_Task_:
Filter this material down to the lines that hold "סטנדרטים", copying each one.

_Task material_:
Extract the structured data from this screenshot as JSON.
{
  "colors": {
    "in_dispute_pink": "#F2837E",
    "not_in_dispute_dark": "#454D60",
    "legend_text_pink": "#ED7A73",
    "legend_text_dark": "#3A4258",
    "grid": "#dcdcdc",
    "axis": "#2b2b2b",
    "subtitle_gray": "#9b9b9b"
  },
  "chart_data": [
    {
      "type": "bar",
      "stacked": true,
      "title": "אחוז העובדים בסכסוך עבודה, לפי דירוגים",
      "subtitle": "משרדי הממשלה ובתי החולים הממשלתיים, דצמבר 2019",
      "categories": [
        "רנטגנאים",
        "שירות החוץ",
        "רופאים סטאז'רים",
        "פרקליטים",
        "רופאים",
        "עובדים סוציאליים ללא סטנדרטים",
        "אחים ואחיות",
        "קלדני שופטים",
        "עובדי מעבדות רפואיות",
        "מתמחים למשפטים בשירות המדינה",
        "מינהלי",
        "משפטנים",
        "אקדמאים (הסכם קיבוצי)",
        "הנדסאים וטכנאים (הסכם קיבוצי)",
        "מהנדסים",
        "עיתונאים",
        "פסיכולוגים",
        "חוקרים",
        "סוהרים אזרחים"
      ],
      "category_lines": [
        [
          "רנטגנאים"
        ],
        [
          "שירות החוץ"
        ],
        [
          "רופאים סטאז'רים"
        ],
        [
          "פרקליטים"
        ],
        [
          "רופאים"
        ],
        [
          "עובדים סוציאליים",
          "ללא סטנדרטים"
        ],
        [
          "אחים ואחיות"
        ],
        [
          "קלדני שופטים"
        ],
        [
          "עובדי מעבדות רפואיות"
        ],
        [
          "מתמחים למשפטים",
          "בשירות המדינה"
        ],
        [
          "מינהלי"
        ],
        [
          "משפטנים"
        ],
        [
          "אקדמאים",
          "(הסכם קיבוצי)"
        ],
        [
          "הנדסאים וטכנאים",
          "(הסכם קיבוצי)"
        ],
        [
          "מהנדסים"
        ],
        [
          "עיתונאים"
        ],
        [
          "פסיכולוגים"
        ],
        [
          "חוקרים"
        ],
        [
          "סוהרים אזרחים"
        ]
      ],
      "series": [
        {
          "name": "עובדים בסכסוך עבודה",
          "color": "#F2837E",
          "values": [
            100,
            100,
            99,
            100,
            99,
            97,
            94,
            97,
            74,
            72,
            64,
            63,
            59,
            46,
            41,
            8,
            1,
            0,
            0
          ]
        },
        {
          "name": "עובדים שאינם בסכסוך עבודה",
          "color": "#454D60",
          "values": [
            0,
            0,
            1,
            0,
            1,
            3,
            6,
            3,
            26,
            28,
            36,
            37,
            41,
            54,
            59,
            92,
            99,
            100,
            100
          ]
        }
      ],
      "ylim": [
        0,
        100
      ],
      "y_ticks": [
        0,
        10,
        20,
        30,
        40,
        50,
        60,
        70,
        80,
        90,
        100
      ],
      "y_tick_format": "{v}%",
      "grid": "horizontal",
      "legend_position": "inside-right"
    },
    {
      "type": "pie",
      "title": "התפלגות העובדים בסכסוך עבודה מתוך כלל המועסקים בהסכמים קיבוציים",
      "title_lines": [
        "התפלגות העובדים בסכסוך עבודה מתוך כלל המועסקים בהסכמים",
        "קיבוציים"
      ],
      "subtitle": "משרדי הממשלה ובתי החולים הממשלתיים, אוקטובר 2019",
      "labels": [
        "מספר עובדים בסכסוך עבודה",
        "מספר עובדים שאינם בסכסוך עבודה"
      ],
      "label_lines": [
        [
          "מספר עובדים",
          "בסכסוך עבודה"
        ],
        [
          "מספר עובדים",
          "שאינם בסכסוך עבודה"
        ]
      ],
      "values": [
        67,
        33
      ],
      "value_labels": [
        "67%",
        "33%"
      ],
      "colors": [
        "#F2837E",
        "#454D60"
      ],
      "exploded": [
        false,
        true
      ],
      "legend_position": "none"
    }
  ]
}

_Expected answer_:
        "עובדים סוציאליים ללא סטנדרטים",
          "ללא סטנדרטים"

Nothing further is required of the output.